Set down every line from the one containing "Identify 100 of" down to the one containing "430, 1214, 441]", both included, reproducing each line without alteration.

---------- Data shown

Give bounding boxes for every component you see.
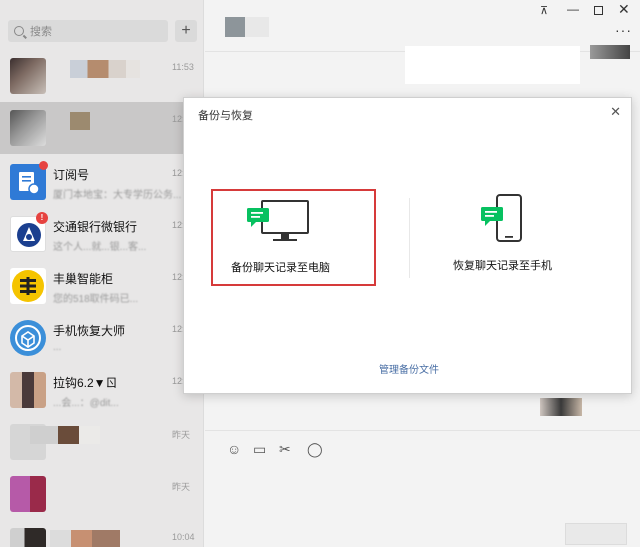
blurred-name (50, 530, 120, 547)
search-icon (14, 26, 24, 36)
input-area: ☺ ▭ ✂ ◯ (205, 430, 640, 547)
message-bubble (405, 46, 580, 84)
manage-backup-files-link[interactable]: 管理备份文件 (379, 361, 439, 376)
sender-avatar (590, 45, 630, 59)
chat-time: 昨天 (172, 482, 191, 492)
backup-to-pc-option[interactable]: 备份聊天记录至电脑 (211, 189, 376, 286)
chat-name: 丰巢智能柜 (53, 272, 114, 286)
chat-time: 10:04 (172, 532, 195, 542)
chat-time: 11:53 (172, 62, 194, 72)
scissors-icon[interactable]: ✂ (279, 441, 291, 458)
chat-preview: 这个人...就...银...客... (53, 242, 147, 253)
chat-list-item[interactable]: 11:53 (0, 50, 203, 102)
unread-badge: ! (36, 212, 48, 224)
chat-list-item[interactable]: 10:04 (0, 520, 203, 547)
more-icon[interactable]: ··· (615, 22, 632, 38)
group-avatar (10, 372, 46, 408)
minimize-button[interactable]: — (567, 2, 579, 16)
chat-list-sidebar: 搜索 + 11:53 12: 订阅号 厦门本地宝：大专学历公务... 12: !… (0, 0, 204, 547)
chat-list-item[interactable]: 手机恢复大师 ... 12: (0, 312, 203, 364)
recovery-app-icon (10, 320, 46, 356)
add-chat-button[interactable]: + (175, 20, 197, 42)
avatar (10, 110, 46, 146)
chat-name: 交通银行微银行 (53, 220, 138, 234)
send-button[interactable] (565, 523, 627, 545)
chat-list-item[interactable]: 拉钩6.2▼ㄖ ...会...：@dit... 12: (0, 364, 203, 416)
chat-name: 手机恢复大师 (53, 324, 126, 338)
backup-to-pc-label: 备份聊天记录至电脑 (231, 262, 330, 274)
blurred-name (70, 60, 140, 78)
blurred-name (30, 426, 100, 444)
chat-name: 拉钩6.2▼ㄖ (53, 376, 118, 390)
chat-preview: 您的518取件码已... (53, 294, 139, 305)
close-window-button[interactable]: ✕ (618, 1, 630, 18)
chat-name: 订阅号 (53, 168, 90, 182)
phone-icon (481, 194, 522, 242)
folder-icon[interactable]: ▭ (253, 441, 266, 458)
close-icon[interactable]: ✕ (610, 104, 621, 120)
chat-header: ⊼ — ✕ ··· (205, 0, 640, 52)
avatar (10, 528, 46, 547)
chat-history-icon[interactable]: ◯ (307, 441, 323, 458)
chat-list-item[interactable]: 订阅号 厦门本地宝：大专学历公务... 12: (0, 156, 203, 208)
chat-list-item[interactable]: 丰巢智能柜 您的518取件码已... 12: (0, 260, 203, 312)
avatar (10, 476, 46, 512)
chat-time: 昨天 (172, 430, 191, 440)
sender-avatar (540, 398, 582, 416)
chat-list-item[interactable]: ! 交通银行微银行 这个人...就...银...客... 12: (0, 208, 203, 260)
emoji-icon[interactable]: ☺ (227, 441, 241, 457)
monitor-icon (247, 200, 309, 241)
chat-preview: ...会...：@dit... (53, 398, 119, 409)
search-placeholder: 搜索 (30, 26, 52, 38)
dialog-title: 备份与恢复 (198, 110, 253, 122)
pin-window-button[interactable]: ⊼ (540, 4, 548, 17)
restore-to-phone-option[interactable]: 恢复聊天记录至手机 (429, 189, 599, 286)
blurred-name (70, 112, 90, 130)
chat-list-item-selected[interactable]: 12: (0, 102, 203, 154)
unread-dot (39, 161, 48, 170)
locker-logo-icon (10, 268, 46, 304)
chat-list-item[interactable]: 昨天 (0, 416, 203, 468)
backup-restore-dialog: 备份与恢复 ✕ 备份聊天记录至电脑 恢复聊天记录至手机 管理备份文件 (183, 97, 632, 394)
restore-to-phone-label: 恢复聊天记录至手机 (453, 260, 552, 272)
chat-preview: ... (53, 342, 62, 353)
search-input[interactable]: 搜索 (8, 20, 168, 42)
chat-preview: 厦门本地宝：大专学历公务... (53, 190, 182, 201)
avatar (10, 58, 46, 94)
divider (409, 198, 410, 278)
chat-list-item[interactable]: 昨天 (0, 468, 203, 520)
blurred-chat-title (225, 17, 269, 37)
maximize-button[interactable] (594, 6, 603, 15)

--------------------
---------- Data shown

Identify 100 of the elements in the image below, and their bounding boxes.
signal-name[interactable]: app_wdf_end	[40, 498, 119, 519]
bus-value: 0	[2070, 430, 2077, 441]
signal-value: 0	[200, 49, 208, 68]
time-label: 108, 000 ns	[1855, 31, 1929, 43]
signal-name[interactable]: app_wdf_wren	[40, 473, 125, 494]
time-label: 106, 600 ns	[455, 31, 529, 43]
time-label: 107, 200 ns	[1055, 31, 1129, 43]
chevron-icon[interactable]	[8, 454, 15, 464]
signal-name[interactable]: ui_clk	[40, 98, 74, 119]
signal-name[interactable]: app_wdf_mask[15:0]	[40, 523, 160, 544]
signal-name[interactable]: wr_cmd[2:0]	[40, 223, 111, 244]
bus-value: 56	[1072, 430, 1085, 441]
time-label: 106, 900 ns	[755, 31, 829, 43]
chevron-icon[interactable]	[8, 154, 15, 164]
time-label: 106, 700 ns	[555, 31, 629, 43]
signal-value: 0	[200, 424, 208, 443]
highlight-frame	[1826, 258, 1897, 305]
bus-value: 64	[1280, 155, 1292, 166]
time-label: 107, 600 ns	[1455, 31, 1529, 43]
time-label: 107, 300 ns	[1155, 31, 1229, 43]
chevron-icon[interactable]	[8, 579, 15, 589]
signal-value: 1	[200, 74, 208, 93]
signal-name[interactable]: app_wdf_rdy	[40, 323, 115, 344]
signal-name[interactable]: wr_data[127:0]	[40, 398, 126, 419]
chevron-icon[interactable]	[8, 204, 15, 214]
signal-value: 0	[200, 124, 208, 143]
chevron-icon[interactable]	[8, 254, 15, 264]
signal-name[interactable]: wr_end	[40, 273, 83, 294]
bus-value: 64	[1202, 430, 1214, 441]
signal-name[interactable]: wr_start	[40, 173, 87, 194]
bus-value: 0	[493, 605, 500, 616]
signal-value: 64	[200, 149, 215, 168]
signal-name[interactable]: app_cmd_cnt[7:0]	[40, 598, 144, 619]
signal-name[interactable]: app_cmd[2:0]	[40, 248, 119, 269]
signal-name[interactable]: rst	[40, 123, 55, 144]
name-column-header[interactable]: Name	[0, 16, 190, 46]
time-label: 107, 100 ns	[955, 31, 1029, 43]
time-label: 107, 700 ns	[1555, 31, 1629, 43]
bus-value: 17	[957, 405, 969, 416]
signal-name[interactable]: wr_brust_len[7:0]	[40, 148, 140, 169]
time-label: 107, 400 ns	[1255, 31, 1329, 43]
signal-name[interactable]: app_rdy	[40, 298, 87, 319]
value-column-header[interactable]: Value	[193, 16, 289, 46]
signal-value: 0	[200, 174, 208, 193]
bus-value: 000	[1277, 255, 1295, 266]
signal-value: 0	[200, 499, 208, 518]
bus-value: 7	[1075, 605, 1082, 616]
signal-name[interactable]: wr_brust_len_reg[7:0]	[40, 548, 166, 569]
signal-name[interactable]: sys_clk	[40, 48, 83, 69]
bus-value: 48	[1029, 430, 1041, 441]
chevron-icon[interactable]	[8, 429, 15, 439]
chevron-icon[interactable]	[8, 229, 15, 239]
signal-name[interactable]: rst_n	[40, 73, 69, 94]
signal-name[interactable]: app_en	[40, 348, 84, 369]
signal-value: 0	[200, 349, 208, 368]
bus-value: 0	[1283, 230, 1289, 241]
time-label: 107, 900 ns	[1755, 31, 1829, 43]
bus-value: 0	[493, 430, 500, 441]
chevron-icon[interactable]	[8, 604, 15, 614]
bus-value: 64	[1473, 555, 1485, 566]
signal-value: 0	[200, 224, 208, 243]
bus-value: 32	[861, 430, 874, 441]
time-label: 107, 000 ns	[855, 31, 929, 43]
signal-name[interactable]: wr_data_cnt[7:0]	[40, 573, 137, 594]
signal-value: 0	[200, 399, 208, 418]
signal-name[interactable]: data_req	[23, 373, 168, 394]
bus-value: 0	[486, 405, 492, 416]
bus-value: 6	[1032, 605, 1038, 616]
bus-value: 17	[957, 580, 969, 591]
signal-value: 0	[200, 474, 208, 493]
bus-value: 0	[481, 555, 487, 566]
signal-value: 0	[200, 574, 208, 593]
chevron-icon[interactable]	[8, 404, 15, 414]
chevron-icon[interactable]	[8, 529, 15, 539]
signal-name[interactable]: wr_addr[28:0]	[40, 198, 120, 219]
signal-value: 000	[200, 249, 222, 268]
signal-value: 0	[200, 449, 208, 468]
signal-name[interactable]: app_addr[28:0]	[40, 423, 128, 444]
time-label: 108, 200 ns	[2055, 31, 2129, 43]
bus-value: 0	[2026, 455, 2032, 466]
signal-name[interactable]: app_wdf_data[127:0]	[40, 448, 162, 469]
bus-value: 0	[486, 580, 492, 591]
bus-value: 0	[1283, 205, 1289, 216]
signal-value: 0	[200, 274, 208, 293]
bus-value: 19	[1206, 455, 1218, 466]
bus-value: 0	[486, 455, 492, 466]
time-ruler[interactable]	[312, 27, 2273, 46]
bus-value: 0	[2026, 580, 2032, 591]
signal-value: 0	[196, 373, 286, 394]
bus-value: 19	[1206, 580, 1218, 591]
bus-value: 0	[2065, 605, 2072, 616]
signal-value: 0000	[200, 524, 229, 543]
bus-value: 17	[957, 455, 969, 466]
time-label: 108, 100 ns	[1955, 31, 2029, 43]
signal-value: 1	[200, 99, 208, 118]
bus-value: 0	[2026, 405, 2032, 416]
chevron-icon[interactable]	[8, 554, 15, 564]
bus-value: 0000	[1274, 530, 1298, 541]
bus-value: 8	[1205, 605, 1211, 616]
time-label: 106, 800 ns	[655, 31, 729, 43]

--------------------
---------- Data shown

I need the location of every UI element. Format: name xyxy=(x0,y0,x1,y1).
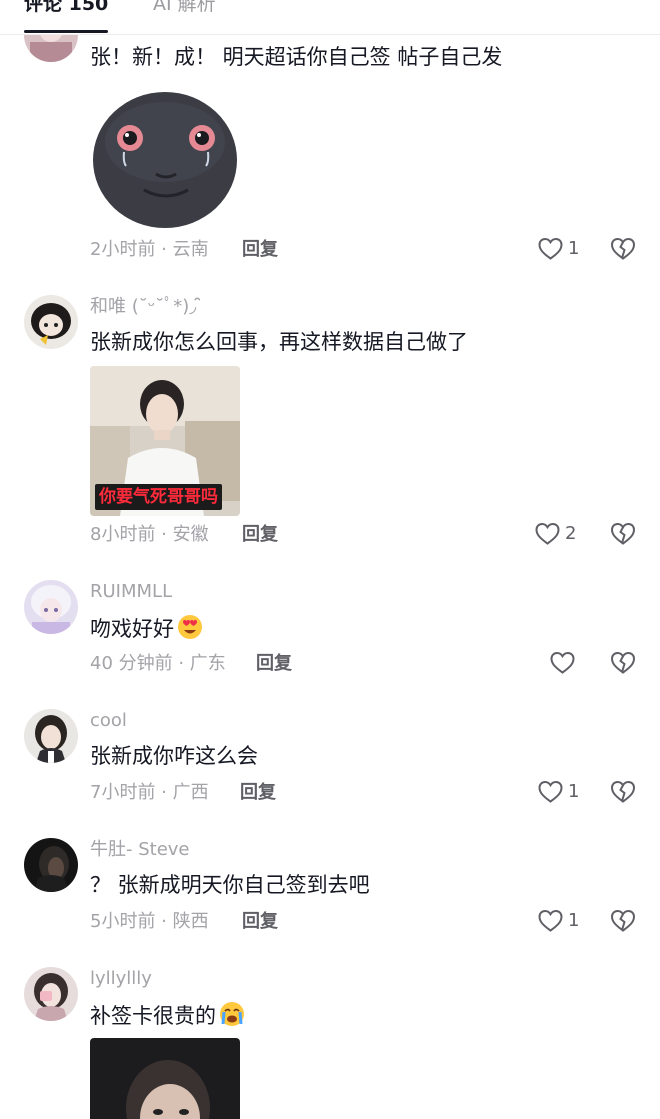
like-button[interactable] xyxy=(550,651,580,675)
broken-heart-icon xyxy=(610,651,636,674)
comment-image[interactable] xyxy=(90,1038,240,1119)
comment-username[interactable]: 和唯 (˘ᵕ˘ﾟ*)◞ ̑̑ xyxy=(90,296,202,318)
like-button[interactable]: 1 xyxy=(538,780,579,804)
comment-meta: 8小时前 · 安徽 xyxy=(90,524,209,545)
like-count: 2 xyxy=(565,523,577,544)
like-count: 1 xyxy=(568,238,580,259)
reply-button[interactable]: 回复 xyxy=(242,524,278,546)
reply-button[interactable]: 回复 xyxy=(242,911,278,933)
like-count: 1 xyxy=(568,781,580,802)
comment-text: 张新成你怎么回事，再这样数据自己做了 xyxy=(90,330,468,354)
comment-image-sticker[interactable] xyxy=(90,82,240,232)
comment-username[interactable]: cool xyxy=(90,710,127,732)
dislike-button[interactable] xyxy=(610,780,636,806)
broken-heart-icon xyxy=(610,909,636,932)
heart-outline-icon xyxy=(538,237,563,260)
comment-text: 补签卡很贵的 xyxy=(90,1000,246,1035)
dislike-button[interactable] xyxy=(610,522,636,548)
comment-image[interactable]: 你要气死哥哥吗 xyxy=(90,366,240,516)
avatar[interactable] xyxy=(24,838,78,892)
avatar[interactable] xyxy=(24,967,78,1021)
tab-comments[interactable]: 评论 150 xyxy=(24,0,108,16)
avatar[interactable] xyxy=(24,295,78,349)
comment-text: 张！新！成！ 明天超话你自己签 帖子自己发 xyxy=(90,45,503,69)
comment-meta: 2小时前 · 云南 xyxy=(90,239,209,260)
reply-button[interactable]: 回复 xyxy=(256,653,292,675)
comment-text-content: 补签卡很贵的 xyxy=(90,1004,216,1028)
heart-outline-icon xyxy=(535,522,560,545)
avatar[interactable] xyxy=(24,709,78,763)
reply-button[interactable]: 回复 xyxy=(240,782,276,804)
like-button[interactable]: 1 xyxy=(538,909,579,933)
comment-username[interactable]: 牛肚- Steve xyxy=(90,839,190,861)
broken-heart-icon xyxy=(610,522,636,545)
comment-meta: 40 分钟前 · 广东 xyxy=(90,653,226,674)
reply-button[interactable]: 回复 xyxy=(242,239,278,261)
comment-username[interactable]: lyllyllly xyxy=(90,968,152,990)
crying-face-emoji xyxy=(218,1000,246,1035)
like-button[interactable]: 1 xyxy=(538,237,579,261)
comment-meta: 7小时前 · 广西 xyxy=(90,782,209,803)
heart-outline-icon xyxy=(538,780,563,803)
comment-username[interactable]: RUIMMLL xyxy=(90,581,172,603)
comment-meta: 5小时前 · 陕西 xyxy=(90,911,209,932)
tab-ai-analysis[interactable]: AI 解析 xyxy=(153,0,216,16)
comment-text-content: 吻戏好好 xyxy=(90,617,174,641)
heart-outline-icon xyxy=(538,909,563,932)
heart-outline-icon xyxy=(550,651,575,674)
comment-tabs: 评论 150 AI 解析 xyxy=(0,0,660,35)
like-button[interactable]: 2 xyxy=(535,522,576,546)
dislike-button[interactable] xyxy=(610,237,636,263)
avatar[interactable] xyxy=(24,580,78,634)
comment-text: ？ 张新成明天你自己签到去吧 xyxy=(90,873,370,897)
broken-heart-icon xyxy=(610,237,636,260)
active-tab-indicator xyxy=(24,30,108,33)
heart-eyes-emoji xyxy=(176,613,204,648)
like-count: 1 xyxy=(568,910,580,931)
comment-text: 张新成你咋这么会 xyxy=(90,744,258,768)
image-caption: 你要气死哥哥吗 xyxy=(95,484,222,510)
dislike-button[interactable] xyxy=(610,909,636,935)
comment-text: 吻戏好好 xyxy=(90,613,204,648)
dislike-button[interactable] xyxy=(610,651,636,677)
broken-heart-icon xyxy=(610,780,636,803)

--------------------

Output:
Identify 100 of the elements in the image below, and their bounding boxes.
signal-name[interactable]: app_wdf_end	[40, 498, 119, 519]
bus-value: 0	[2070, 430, 2077, 441]
signal-value: 0	[200, 49, 208, 68]
time-label: 108, 000 ns	[1855, 31, 1929, 43]
signal-name[interactable]: app_wdf_wren	[40, 473, 125, 494]
time-label: 106, 600 ns	[455, 31, 529, 43]
time-label: 107, 200 ns	[1055, 31, 1129, 43]
chevron-icon[interactable]	[8, 454, 15, 464]
signal-name[interactable]: ui_clk	[40, 98, 74, 119]
signal-name[interactable]: app_wdf_mask[15:0]	[40, 523, 160, 544]
signal-name[interactable]: wr_cmd[2:0]	[40, 223, 111, 244]
bus-value: 56	[1072, 430, 1085, 441]
time-label: 106, 900 ns	[755, 31, 829, 43]
chevron-icon[interactable]	[8, 154, 15, 164]
time-label: 106, 700 ns	[555, 31, 629, 43]
signal-value: 0	[200, 424, 208, 443]
highlight-frame	[1826, 258, 1897, 305]
bus-value: 64	[1280, 155, 1292, 166]
time-label: 107, 600 ns	[1455, 31, 1529, 43]
time-label: 107, 300 ns	[1155, 31, 1229, 43]
chevron-icon[interactable]	[8, 579, 15, 589]
signal-value: 1	[200, 74, 208, 93]
signal-name[interactable]: app_wdf_rdy	[40, 323, 115, 344]
signal-name[interactable]: wr_data[127:0]	[40, 398, 126, 419]
chevron-icon[interactable]	[8, 204, 15, 214]
signal-value: 0	[200, 124, 208, 143]
chevron-icon[interactable]	[8, 254, 15, 264]
signal-name[interactable]: wr_end	[40, 273, 83, 294]
bus-value: 64	[1202, 430, 1214, 441]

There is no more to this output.